WORK TO BE COMPLETED » Reproduce every one of the records below verbatim, leaving out the pictures.

▼

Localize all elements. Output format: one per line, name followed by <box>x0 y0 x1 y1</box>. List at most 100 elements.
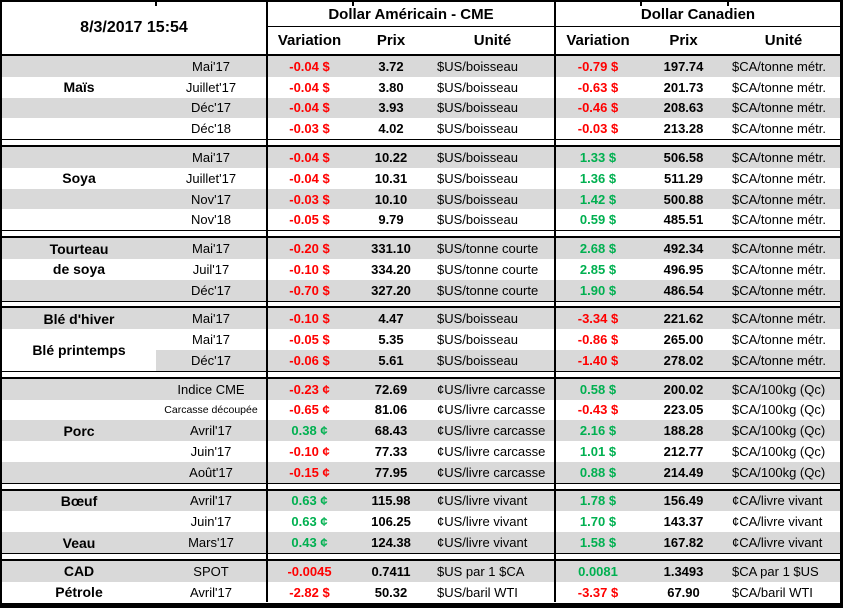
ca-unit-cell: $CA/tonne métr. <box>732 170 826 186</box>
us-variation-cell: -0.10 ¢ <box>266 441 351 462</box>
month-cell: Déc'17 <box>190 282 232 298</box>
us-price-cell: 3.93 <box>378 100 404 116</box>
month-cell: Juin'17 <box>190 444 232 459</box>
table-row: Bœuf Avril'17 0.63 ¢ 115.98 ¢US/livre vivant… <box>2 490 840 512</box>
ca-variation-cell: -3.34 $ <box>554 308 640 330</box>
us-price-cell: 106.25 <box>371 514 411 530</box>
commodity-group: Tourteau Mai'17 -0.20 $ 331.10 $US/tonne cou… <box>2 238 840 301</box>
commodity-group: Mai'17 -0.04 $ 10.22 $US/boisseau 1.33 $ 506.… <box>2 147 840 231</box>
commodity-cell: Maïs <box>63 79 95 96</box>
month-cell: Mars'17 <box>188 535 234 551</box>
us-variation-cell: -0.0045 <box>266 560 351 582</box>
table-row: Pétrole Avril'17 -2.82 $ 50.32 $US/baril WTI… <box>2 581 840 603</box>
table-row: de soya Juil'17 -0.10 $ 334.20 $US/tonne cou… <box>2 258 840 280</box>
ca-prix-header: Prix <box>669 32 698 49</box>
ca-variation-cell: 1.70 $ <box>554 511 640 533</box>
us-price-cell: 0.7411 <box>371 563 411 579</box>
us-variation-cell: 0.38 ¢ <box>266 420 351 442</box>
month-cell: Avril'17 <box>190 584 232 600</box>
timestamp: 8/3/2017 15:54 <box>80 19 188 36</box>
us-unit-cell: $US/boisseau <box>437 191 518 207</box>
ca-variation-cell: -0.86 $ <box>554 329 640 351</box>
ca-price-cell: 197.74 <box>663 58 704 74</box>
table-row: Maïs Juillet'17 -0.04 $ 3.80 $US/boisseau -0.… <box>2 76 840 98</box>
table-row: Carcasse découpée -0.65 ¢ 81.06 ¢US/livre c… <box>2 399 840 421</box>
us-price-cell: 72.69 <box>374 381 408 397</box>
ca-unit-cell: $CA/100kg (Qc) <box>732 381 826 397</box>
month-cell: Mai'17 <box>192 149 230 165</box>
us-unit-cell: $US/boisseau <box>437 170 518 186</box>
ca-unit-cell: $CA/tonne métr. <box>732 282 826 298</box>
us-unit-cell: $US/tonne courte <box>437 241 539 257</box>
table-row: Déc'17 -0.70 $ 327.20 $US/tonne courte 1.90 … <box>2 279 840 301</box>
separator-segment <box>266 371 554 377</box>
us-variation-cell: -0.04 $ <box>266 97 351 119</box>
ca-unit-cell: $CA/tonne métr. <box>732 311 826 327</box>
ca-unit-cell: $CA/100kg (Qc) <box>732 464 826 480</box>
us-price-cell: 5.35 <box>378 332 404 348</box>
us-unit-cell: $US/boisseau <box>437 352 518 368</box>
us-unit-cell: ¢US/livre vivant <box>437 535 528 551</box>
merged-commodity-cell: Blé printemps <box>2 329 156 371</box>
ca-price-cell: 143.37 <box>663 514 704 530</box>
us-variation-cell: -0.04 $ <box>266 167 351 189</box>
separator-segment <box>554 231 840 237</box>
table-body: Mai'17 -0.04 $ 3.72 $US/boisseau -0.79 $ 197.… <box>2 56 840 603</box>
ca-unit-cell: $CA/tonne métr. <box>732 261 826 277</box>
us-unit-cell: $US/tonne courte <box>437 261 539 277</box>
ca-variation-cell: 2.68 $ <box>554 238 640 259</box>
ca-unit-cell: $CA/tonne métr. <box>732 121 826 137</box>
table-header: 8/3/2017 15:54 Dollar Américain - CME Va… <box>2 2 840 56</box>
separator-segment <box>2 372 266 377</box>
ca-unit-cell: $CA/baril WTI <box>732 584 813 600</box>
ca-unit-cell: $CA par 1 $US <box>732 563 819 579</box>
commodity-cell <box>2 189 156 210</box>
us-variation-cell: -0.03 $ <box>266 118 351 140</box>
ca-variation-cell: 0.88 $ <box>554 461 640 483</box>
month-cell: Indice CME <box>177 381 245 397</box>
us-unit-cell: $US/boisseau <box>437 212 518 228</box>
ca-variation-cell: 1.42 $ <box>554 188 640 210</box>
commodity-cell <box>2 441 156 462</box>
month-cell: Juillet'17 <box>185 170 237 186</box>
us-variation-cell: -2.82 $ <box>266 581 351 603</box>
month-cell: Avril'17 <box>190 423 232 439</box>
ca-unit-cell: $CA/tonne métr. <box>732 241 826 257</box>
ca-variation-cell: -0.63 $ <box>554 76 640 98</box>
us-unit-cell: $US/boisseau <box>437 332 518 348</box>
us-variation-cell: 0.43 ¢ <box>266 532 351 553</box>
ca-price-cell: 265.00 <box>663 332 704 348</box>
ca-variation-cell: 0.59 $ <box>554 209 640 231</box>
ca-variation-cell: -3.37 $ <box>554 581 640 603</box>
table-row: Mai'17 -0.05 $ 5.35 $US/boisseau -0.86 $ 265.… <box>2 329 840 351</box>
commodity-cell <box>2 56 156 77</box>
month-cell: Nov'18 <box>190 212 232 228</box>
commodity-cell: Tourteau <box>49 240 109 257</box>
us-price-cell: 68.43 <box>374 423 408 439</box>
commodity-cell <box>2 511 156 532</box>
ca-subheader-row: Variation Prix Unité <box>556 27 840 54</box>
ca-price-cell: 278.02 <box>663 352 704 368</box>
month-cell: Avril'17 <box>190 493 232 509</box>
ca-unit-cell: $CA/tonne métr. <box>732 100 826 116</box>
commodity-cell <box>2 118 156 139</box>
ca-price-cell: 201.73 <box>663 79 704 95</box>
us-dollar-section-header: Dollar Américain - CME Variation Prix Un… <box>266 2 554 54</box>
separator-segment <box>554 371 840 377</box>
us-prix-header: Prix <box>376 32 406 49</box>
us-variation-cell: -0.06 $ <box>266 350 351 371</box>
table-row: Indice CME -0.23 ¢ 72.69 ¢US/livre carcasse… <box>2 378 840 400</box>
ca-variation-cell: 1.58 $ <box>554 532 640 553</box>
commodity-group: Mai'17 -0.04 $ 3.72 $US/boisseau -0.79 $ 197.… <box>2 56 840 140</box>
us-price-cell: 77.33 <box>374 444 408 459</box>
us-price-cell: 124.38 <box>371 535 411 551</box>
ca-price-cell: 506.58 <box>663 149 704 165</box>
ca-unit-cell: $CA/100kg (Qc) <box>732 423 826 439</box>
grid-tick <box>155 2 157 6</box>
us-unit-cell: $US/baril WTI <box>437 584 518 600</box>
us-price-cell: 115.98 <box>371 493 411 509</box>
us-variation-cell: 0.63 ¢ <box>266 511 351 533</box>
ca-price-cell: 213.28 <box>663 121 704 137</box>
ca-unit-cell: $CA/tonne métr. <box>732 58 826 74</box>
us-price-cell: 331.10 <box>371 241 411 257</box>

▲

RESPONSE TO THIS TASK »
Localize all elements. Output format: one per line, name followed by <box>x0 y0 x1 y1</box>. List at most 100 elements.
ca-unit-cell: $CA/tonne métr. <box>732 170 826 186</box>
us-variation-cell: -0.10 ¢ <box>266 441 351 462</box>
month-cell: Déc'17 <box>190 282 232 298</box>
us-price-cell: 3.93 <box>378 100 404 116</box>
month-cell: Juin'17 <box>190 444 232 459</box>
table-row: Bœuf Avril'17 0.63 ¢ 115.98 ¢US/livre vivant… <box>2 490 840 512</box>
ca-variation-cell: -3.34 $ <box>554 308 640 330</box>
us-price-cell: 106.25 <box>371 514 411 530</box>
commodity-group: Tourteau Mai'17 -0.20 $ 331.10 $US/tonne cou… <box>2 238 840 301</box>
commodity-group: Mai'17 -0.04 $ 10.22 $US/boisseau 1.33 $ 506.… <box>2 147 840 231</box>
commodity-cell: Maïs <box>63 79 95 96</box>
month-cell: Mars'17 <box>188 535 234 551</box>
us-variation-cell: -0.0045 <box>266 560 351 582</box>
table-row: Pétrole Avril'17 -2.82 $ 50.32 $US/baril WTI… <box>2 581 840 603</box>
table-row: de soya Juil'17 -0.10 $ 334.20 $US/tonne cou… <box>2 258 840 280</box>
ca-prix-header: Prix <box>669 32 698 49</box>
ca-variation-cell: 1.70 $ <box>554 511 640 533</box>
us-price-cell: 0.7411 <box>371 563 411 579</box>
us-variation-cell: 0.38 ¢ <box>266 420 351 442</box>
month-cell: Avril'17 <box>190 584 232 600</box>
timestamp: 8/3/2017 15:54 <box>80 19 188 36</box>
us-unit-cell: $US/boisseau <box>437 191 518 207</box>
ca-variation-cell: -0.86 $ <box>554 329 640 351</box>
ca-price-cell: 197.74 <box>663 58 704 74</box>
table-row: Maïs Juillet'17 -0.04 $ 3.80 $US/boisseau -0.… <box>2 76 840 98</box>
table-row: Carcasse découpée -0.65 ¢ 81.06 ¢US/livre c… <box>2 399 840 421</box>
us-price-cell: 72.69 <box>374 381 408 397</box>
ca-unit-cell: $CA/100kg (Qc) <box>732 381 826 397</box>
month-cell: Mai'17 <box>192 149 230 165</box>
us-unit-cell: $US/boisseau <box>437 170 518 186</box>
ca-unit-cell: $CA/tonne métr. <box>732 282 826 298</box>
us-unit-cell: $US/tonne courte <box>437 241 539 257</box>
table-row: Déc'17 -0.70 $ 327.20 $US/tonne courte 1.90 … <box>2 279 840 301</box>
separator-segment <box>266 371 554 377</box>
us-variation-cell: -0.04 $ <box>266 97 351 119</box>
ca-unit-cell: $CA/tonne métr. <box>732 311 826 327</box>
ca-unit-cell: $CA/100kg (Qc) <box>732 464 826 480</box>
us-price-cell: 5.35 <box>378 332 404 348</box>
us-unit-cell: $US/boisseau <box>437 352 518 368</box>
us-unit-cell: ¢US/livre vivant <box>437 535 528 551</box>
merged-commodity-cell: Blé printemps <box>2 329 156 371</box>
ca-price-cell: 143.37 <box>663 514 704 530</box>
us-variation-cell: -0.04 $ <box>266 167 351 189</box>
separator-segment <box>554 231 840 237</box>
table-body: Mai'17 -0.04 $ 3.72 $US/boisseau -0.79 $ 197.… <box>2 56 840 603</box>
ca-unit-cell: $CA/tonne métr. <box>732 261 826 277</box>
us-unit-cell: $US/tonne courte <box>437 261 539 277</box>
ca-variation-cell: 2.68 $ <box>554 238 640 259</box>
ca-unit-cell: $CA/tonne métr. <box>732 121 826 137</box>
table-header: 8/3/2017 15:54 Dollar Américain - CME Va… <box>2 2 840 56</box>
separator-segment <box>2 372 266 377</box>
ca-unit-cell: $CA/baril WTI <box>732 584 813 600</box>
ca-unit-cell: $CA par 1 $US <box>732 563 819 579</box>
commodity-cell <box>2 189 156 210</box>
us-variation-cell: -0.03 $ <box>266 118 351 140</box>
ca-variation-cell: 0.88 $ <box>554 461 640 483</box>
month-cell: Indice CME <box>177 381 245 397</box>
us-unit-cell: $US/boisseau <box>437 212 518 228</box>
ca-variation-cell: 1.42 $ <box>554 188 640 210</box>
commodity-cell <box>2 441 156 462</box>
month-cell: Juillet'17 <box>185 170 237 186</box>
us-variation-cell: -2.82 $ <box>266 581 351 603</box>
month-cell: Avril'17 <box>190 423 232 439</box>
ca-unit-cell: $CA/tonne métr. <box>732 241 826 257</box>
ca-variation-cell: -0.63 $ <box>554 76 640 98</box>
us-unit-cell: $US/boisseau <box>437 332 518 348</box>
us-variation-cell: 0.43 ¢ <box>266 532 351 553</box>
ca-price-cell: 265.00 <box>663 332 704 348</box>
ca-variation-cell: 0.59 $ <box>554 209 640 231</box>
ca-variation-cell: -3.37 $ <box>554 581 640 603</box>
table-row: Mai'17 -0.05 $ 5.35 $US/boisseau -0.86 $ 265.… <box>2 329 840 351</box>
commodity-cell <box>2 56 156 77</box>
month-cell: Nov'18 <box>190 212 232 228</box>
commodity-cell: Tourteau <box>49 240 109 257</box>
us-price-cell: 68.43 <box>374 423 408 439</box>
commodity-cell <box>2 511 156 532</box>
ca-subheader-row: Variation Prix Unité <box>556 27 840 54</box>
ca-price-cell: 278.02 <box>663 352 704 368</box>
month-cell: Avril'17 <box>190 493 232 509</box>
ca-unit-cell: $CA/tonne métr. <box>732 100 826 116</box>
commodity-cell <box>2 118 156 139</box>
ca-price-cell: 201.73 <box>663 79 704 95</box>
us-dollar-section-header: Dollar Américain - CME Variation Prix Un… <box>266 2 554 54</box>
separator-segment <box>554 371 840 377</box>
us-prix-header: Prix <box>376 32 406 49</box>
us-variation-cell: -0.06 $ <box>266 350 351 371</box>
table-row: Indice CME -0.23 ¢ 72.69 ¢US/livre carcasse… <box>2 378 840 400</box>
ca-variation-cell: 1.58 $ <box>554 532 640 553</box>
commodity-group: Mai'17 -0.04 $ 3.72 $US/boisseau -0.79 $ 197.… <box>2 56 840 140</box>
us-price-cell: 77.33 <box>374 444 408 459</box>
us-price-cell: 124.38 <box>371 535 411 551</box>
ca-price-cell: 506.58 <box>663 149 704 165</box>
ca-unit-cell: $CA/100kg (Qc) <box>732 423 826 439</box>
grid-tick <box>155 2 157 6</box>
us-unit-cell: $US/baril WTI <box>437 584 518 600</box>
us-price-cell: 115.98 <box>371 493 411 509</box>
us-variation-cell: 0.63 ¢ <box>266 511 351 533</box>
ca-price-cell: 213.28 <box>663 121 704 137</box>
ca-unit-cell: $CA/tonne métr. <box>732 58 826 74</box>
us-price-cell: 331.10 <box>371 241 411 257</box>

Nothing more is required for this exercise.